→ Objective: Lift every line from the entries that includes the word "name".

(Figure dataset records)

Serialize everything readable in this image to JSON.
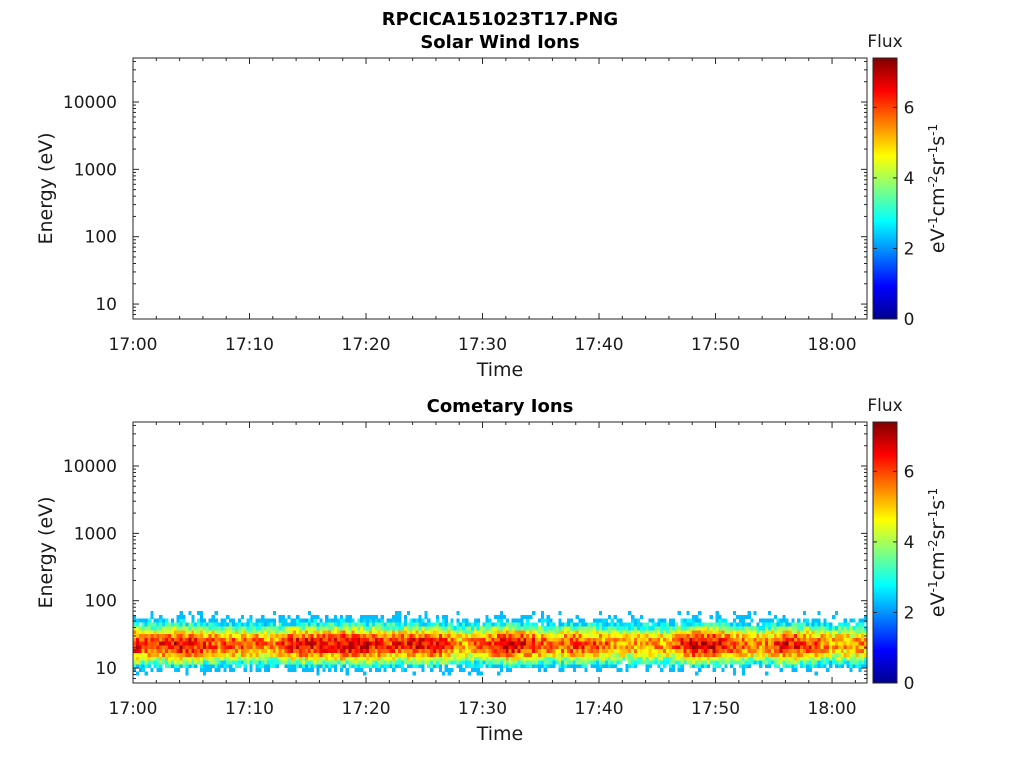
{
  "figure_title": "RPCICA151023T17.PNG",
  "colors": {
    "colormap": [
      "#00008f",
      "#0000ff",
      "#0080ff",
      "#00ffff",
      "#80ff80",
      "#ffff00",
      "#ff8000",
      "#ff0000",
      "#800000"
    ]
  },
  "chart_data": [
    {
      "type": "heatmap",
      "title": "Solar Wind Ions",
      "xlabel": "Time",
      "ylabel": "Energy (eV)",
      "y_scale": "log",
      "x_range": [
        "17:00",
        "18:03"
      ],
      "y_range": [
        6,
        45000
      ],
      "x_ticks": [
        "17:00",
        "17:10",
        "17:20",
        "17:30",
        "17:40",
        "17:50",
        "18:00"
      ],
      "y_ticks": [
        "10",
        "100",
        "1000",
        "10000"
      ],
      "colorbar": {
        "label": "Flux",
        "unit": "eV-1cm-2sr-1s-1",
        "range": [
          0,
          7.4
        ],
        "ticks": [
          "0",
          "2",
          "4",
          "6"
        ]
      },
      "data": []
    },
    {
      "type": "heatmap",
      "title": "Cometary Ions",
      "xlabel": "Time",
      "ylabel": "Energy (eV)",
      "y_scale": "log",
      "x_range": [
        "17:00",
        "18:03"
      ],
      "y_range": [
        6,
        45000
      ],
      "x_ticks": [
        "17:00",
        "17:10",
        "17:20",
        "17:30",
        "17:40",
        "17:50",
        "18:00"
      ],
      "y_ticks": [
        "10",
        "100",
        "1000",
        "10000"
      ],
      "colorbar": {
        "label": "Flux",
        "unit": "eV-1cm-2sr-1s-1",
        "range": [
          0,
          7.4
        ],
        "ticks": [
          "0",
          "2",
          "4",
          "6"
        ]
      },
      "energy_band": [
        6,
        80
      ],
      "flux_profile": {
        "time": [
          "17:00",
          "17:02",
          "17:04",
          "17:06",
          "17:08",
          "17:10",
          "17:12",
          "17:14",
          "17:16",
          "17:18",
          "17:20",
          "17:22",
          "17:24",
          "17:26",
          "17:28",
          "17:30",
          "17:32",
          "17:34",
          "17:36",
          "17:38",
          "17:40",
          "17:42",
          "17:44",
          "17:46",
          "17:48",
          "17:50",
          "17:52",
          "17:54",
          "17:56",
          "17:58",
          "18:00",
          "18:02"
        ],
        "peak_flux": [
          6.5,
          6.0,
          6.8,
          6.2,
          5.8,
          6.0,
          5.5,
          6.6,
          6.4,
          6.8,
          6.6,
          6.0,
          6.5,
          6.7,
          5.2,
          5.8,
          6.7,
          6.4,
          5.6,
          6.2,
          5.8,
          5.2,
          5.5,
          5.3,
          6.8,
          6.6,
          5.8,
          5.4,
          6.6,
          6.2,
          5.2,
          5.6
        ]
      }
    }
  ]
}
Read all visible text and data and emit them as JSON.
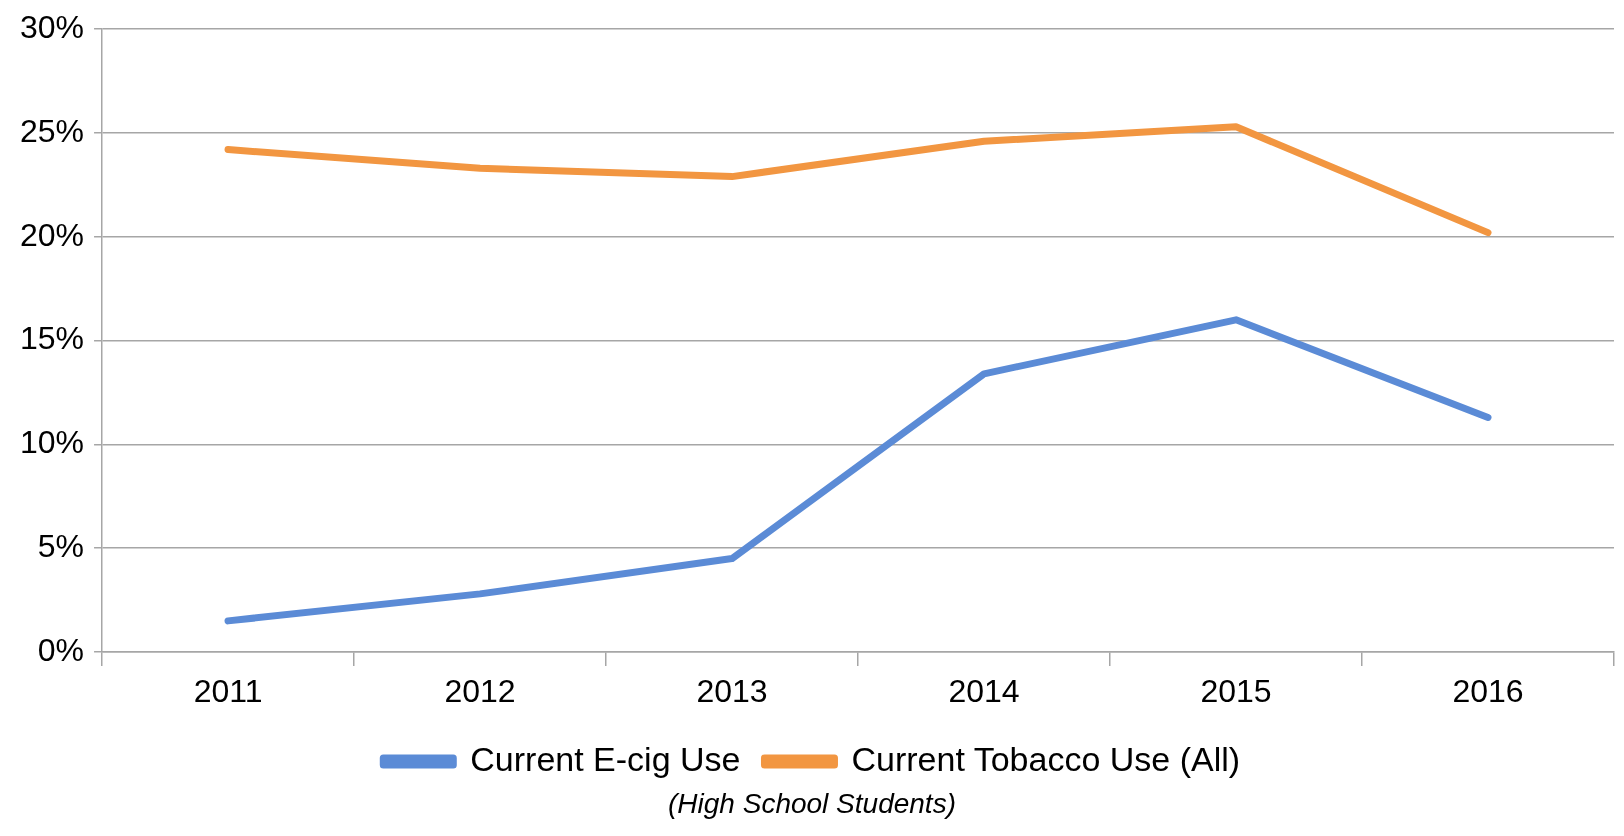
{
  "chart_data": {
    "type": "line",
    "categories": [
      "2011",
      "2012",
      "2013",
      "2014",
      "2015",
      "2016"
    ],
    "series": [
      {
        "name": "Current E-cig Use",
        "color": "#5b8bd6",
        "values": [
          1.5,
          2.8,
          4.5,
          13.4,
          16.0,
          11.3
        ]
      },
      {
        "name": "Current Tobacco Use (All)",
        "color": "#f29641",
        "values": [
          24.2,
          23.3,
          22.9,
          24.6,
          25.3,
          20.2
        ]
      }
    ],
    "ylim": [
      0,
      30
    ],
    "yticks": [
      {
        "value": 0,
        "label": "0%"
      },
      {
        "value": 5,
        "label": "5%"
      },
      {
        "value": 10,
        "label": "10%"
      },
      {
        "value": 15,
        "label": "15%"
      },
      {
        "value": 20,
        "label": "20%"
      },
      {
        "value": 25,
        "label": "25%"
      },
      {
        "value": 30,
        "label": "30%"
      }
    ],
    "grid": "y",
    "legend": "bottom",
    "marker": "none",
    "line_style": "solid",
    "annotations": [
      "(High School Students)"
    ]
  }
}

→ Problem solution:
        "name": "Current E-cig Use",
        "name": "Current Tobacco Use (All)",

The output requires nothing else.